======== Raw records ========
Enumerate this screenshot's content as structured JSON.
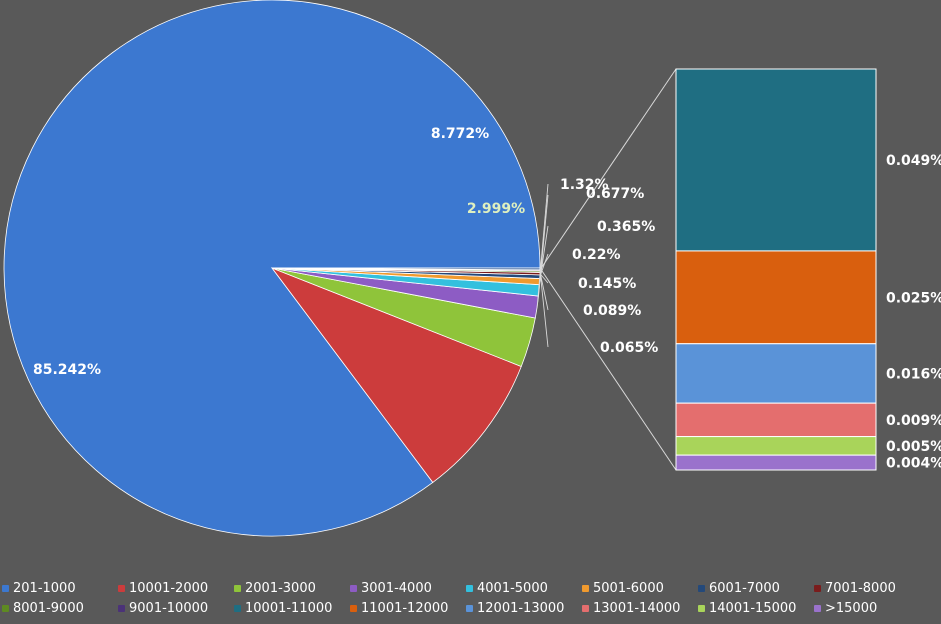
{
  "chart_data": {
    "type": "pie",
    "subtype": "bar-of-pie",
    "main_slices": [
      {
        "category": "201-1000",
        "value": 85.242,
        "label": "85.242%",
        "color": "#3c78d0"
      },
      {
        "category": "10001-2000",
        "value": 8.772,
        "label": "8.772%",
        "color": "#cc3c3c"
      },
      {
        "category": "2001-3000",
        "value": 2.999,
        "label": "2.999%",
        "color": "#8fc43a"
      },
      {
        "category": "3001-4000",
        "value": 1.32,
        "label": "1.32%",
        "color": "#8d5cc4"
      },
      {
        "category": "4001-5000",
        "value": 0.677,
        "label": "0.677%",
        "color": "#33c0de"
      },
      {
        "category": "5001-6000",
        "value": 0.365,
        "label": "0.365%",
        "color": "#f09a2e"
      },
      {
        "category": "6001-7000",
        "value": 0.22,
        "label": "0.22%",
        "color": "#24497a"
      },
      {
        "category": "7001-8000",
        "value": 0.145,
        "label": "0.145%",
        "color": "#7a1c1c"
      },
      {
        "category": "8001-9000",
        "value": 0.089,
        "label": "0.089%",
        "color": "#5e8a22"
      },
      {
        "category": "9001-10000",
        "value": 0.065,
        "label": "0.065%",
        "color": "#4b3278"
      }
    ],
    "other_group_value": 0.108,
    "bar_segments": [
      {
        "category": "10001-11000",
        "value": 0.049,
        "label": "0.049%",
        "color": "#1f6e82"
      },
      {
        "category": "11001-12000",
        "value": 0.025,
        "label": "0.025%",
        "color": "#d95f0e"
      },
      {
        "category": "12001-13000",
        "value": 0.016,
        "label": "0.016%",
        "color": "#5a93d8"
      },
      {
        "category": "13001-14000",
        "value": 0.009,
        "label": "0.009%",
        "color": "#e46e6e"
      },
      {
        "category": "14001-15000",
        "value": 0.005,
        "label": "0.005%",
        "color": "#a9d45a"
      },
      {
        "category": ">15000",
        "value": 0.004,
        "label": "0.004%",
        "color": "#9a72cc"
      }
    ],
    "legend": {
      "position": "bottom",
      "entries": [
        {
          "label": "201-1000",
          "color": "#3c78d0"
        },
        {
          "label": "10001-2000",
          "color": "#cc3c3c"
        },
        {
          "label": "2001-3000",
          "color": "#8fc43a"
        },
        {
          "label": "3001-4000",
          "color": "#8d5cc4"
        },
        {
          "label": "4001-5000",
          "color": "#33c0de"
        },
        {
          "label": "5001-6000",
          "color": "#f09a2e"
        },
        {
          "label": "6001-7000",
          "color": "#24497a"
        },
        {
          "label": "7001-8000",
          "color": "#7a1c1c"
        },
        {
          "label": "8001-9000",
          "color": "#5e8a22"
        },
        {
          "label": "9001-10000",
          "color": "#4b3278"
        },
        {
          "label": "10001-11000",
          "color": "#1f6e82"
        },
        {
          "label": "11001-12000",
          "color": "#d95f0e"
        },
        {
          "label": "12001-13000",
          "color": "#5a93d8"
        },
        {
          "label": "13001-14000",
          "color": "#e46e6e"
        },
        {
          "label": "14001-15000",
          "color": "#a9d45a"
        },
        {
          ">15000": null,
          "label": ">15000",
          "color": "#9a72cc"
        }
      ]
    },
    "background_color": "#595959",
    "label_color": "#ffffff",
    "leader_line_color": "#d9d9d9"
  }
}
========
What you should do: All of the records above must be copied exactly, except for the pictures.

Right answer:
Enumerate this screenshot's content as structured JSON.
{
  "chart_data": {
    "type": "pie",
    "subtype": "bar-of-pie",
    "main_slices": [
      {
        "category": "201-1000",
        "value": 85.242,
        "label": "85.242%",
        "color": "#3c78d0"
      },
      {
        "category": "10001-2000",
        "value": 8.772,
        "label": "8.772%",
        "color": "#cc3c3c"
      },
      {
        "category": "2001-3000",
        "value": 2.999,
        "label": "2.999%",
        "color": "#8fc43a"
      },
      {
        "category": "3001-4000",
        "value": 1.32,
        "label": "1.32%",
        "color": "#8d5cc4"
      },
      {
        "category": "4001-5000",
        "value": 0.677,
        "label": "0.677%",
        "color": "#33c0de"
      },
      {
        "category": "5001-6000",
        "value": 0.365,
        "label": "0.365%",
        "color": "#f09a2e"
      },
      {
        "category": "6001-7000",
        "value": 0.22,
        "label": "0.22%",
        "color": "#24497a"
      },
      {
        "category": "7001-8000",
        "value": 0.145,
        "label": "0.145%",
        "color": "#7a1c1c"
      },
      {
        "category": "8001-9000",
        "value": 0.089,
        "label": "0.089%",
        "color": "#5e8a22"
      },
      {
        "category": "9001-10000",
        "value": 0.065,
        "label": "0.065%",
        "color": "#4b3278"
      }
    ],
    "other_group_value": 0.108,
    "bar_segments": [
      {
        "category": "10001-11000",
        "value": 0.049,
        "label": "0.049%",
        "color": "#1f6e82"
      },
      {
        "category": "11001-12000",
        "value": 0.025,
        "label": "0.025%",
        "color": "#d95f0e"
      },
      {
        "category": "12001-13000",
        "value": 0.016,
        "label": "0.016%",
        "color": "#5a93d8"
      },
      {
        "category": "13001-14000",
        "value": 0.009,
        "label": "0.009%",
        "color": "#e46e6e"
      },
      {
        "category": "14001-15000",
        "value": 0.005,
        "label": "0.005%",
        "color": "#a9d45a"
      },
      {
        "category": ">15000",
        "value": 0.004,
        "label": "0.004%",
        "color": "#9a72cc"
      }
    ],
    "legend": {
      "position": "bottom",
      "entries": [
        {
          "label": "201-1000",
          "color": "#3c78d0"
        },
        {
          "label": "10001-2000",
          "color": "#cc3c3c"
        },
        {
          "label": "2001-3000",
          "color": "#8fc43a"
        },
        {
          "label": "3001-4000",
          "color": "#8d5cc4"
        },
        {
          "label": "4001-5000",
          "color": "#33c0de"
        },
        {
          "label": "5001-6000",
          "color": "#f09a2e"
        },
        {
          "label": "6001-7000",
          "color": "#24497a"
        },
        {
          "label": "7001-8000",
          "color": "#7a1c1c"
        },
        {
          "label": "8001-9000",
          "color": "#5e8a22"
        },
        {
          "label": "9001-10000",
          "color": "#4b3278"
        },
        {
          "label": "10001-11000",
          "color": "#1f6e82"
        },
        {
          "label": "11001-12000",
          "color": "#d95f0e"
        },
        {
          "label": "12001-13000",
          "color": "#5a93d8"
        },
        {
          "label": "13001-14000",
          "color": "#e46e6e"
        },
        {
          "label": "14001-15000",
          "color": "#a9d45a"
        },
        {
          ">15000": null,
          "label": ">15000",
          "color": "#9a72cc"
        }
      ]
    },
    "background_color": "#595959",
    "label_color": "#ffffff",
    "leader_line_color": "#d9d9d9"
  }
}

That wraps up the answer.